The task => Copy out lines with the word "true" from the material that follows.

Source material =>
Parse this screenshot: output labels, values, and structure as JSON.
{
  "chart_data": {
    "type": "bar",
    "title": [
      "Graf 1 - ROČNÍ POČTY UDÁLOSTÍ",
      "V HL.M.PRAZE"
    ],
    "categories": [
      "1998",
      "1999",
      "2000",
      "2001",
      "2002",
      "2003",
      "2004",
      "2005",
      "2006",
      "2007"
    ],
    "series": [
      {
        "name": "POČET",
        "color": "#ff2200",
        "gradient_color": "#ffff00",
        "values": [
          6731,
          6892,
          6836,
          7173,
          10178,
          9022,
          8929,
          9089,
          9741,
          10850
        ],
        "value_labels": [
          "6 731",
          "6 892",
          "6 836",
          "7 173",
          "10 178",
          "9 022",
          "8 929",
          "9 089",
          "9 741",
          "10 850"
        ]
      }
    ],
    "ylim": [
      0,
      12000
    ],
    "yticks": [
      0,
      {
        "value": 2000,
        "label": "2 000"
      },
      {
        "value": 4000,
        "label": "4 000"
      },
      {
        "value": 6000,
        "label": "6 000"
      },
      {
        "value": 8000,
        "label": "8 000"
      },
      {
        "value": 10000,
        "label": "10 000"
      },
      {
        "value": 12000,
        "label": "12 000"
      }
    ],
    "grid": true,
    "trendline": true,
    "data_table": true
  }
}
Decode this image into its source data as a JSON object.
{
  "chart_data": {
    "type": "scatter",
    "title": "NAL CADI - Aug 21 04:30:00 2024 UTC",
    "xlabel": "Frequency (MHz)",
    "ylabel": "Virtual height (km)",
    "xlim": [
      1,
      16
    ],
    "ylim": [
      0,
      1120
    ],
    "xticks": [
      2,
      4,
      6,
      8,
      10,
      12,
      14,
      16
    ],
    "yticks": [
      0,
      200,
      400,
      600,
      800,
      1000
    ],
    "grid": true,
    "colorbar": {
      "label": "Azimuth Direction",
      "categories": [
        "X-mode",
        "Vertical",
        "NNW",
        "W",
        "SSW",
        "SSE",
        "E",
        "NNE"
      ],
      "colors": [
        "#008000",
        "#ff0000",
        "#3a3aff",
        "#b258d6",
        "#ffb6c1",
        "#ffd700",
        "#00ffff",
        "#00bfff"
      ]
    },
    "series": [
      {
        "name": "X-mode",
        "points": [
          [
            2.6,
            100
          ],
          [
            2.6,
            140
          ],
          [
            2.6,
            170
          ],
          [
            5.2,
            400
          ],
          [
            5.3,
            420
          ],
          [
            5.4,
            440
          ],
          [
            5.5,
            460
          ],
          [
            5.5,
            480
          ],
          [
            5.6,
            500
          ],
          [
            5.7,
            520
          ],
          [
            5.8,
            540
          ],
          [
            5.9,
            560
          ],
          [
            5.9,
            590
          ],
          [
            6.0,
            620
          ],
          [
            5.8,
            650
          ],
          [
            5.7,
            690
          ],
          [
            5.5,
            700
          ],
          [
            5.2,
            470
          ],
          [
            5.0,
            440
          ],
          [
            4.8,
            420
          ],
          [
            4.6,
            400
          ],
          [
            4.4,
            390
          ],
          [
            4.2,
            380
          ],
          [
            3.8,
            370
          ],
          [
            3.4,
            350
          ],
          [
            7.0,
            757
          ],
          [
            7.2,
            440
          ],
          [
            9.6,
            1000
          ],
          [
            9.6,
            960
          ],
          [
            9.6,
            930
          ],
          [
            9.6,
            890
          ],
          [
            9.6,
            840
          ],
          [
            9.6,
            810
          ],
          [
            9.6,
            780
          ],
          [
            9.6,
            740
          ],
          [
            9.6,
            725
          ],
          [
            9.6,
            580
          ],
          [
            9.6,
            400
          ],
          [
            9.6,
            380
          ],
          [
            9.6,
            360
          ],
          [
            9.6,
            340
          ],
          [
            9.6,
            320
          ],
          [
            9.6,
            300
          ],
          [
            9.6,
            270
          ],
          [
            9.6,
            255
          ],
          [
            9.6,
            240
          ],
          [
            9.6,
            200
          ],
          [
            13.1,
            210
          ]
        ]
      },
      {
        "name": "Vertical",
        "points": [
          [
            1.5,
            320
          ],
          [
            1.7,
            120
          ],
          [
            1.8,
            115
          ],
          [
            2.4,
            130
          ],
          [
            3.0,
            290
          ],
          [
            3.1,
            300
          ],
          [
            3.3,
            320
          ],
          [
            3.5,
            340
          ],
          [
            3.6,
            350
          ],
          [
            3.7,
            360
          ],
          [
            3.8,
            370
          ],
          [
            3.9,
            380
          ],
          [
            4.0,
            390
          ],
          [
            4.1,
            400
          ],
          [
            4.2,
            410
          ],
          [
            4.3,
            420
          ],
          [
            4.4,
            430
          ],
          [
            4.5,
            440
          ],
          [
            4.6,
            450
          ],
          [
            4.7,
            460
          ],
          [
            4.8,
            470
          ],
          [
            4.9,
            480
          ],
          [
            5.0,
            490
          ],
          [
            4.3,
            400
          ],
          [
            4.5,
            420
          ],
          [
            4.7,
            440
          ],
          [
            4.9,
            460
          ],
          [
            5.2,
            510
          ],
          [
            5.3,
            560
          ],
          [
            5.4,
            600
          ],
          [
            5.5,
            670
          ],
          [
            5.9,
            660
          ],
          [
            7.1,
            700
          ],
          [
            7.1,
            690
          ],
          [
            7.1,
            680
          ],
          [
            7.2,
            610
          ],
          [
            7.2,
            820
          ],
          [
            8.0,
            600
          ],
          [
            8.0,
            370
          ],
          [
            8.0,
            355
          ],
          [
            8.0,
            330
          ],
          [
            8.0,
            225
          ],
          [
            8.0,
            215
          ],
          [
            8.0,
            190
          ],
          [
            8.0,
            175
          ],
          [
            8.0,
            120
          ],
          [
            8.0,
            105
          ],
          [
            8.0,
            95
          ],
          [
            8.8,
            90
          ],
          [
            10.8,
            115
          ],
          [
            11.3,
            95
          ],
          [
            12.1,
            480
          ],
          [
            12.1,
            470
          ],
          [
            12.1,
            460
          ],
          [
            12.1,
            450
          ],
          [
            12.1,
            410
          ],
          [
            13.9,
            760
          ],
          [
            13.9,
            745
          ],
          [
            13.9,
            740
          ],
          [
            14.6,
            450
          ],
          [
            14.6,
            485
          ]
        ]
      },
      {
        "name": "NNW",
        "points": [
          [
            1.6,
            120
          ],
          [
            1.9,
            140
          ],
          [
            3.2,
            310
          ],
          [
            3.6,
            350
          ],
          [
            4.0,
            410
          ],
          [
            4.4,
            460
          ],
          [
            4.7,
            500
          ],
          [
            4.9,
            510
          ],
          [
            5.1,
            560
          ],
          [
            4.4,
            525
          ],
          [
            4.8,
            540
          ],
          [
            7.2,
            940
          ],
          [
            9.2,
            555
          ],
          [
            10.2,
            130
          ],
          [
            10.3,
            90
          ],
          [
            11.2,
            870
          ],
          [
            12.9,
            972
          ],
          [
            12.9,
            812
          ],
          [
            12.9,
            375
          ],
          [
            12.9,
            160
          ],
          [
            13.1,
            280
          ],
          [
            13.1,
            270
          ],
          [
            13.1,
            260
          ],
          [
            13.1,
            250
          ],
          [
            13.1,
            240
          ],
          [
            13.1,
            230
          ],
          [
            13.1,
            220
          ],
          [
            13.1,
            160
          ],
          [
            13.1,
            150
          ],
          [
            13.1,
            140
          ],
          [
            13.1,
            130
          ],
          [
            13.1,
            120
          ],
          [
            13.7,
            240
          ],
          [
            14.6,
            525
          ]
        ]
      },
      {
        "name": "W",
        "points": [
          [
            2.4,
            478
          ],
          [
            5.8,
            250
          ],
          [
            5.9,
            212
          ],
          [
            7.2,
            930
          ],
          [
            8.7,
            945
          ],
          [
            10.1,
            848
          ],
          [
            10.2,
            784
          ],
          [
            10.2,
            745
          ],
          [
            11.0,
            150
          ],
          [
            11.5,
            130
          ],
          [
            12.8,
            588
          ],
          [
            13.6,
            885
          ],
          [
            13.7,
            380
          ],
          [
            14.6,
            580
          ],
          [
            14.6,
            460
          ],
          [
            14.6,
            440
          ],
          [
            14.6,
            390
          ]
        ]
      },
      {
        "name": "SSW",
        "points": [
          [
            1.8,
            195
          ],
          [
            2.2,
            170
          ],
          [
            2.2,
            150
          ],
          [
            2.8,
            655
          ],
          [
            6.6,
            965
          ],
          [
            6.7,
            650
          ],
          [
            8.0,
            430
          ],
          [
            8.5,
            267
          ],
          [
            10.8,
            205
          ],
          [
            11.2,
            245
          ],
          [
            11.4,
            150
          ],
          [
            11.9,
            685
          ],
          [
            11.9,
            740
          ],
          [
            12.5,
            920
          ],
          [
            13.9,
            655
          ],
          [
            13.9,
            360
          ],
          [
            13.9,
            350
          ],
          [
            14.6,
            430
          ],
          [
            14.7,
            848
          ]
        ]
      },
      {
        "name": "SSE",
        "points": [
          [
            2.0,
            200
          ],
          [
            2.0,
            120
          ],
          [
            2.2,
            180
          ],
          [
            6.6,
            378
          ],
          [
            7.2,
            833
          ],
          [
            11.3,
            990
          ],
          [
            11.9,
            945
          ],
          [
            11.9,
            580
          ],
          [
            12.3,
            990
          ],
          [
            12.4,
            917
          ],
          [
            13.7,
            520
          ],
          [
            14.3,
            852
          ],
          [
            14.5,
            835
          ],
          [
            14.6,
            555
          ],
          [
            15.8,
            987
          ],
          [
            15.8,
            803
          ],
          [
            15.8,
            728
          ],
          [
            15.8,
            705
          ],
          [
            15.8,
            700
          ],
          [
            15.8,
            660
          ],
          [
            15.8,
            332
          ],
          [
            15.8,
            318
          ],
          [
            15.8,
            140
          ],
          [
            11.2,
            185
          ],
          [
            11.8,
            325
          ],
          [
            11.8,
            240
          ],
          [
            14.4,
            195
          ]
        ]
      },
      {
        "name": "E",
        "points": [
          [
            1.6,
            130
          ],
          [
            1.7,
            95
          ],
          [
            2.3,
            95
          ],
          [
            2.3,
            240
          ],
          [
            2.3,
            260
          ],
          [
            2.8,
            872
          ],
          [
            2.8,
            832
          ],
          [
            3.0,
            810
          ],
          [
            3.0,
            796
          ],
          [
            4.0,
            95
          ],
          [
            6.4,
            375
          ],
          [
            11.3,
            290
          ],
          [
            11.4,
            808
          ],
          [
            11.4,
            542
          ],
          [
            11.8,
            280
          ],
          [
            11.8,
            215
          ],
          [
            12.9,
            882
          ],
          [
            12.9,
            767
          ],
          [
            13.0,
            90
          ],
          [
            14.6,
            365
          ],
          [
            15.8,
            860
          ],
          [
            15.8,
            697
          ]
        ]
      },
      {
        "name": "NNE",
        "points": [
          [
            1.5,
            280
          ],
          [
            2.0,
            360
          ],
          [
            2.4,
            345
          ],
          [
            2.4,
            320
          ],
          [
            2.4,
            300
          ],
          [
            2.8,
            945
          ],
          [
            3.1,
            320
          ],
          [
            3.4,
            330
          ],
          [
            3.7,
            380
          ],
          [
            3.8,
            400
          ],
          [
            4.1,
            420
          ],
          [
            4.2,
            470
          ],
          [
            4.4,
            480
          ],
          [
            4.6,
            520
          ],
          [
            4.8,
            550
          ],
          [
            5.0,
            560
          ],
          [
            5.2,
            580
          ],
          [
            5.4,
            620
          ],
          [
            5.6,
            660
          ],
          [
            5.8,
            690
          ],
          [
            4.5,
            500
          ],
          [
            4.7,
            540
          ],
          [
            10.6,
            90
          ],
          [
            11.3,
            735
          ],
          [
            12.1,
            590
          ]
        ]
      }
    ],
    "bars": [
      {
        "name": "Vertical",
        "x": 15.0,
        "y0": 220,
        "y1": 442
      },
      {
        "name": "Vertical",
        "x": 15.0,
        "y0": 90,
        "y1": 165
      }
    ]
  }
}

Exercise output =>
    "grid": true,
    "trendline": true,
    "data_table": true
    "grid": true,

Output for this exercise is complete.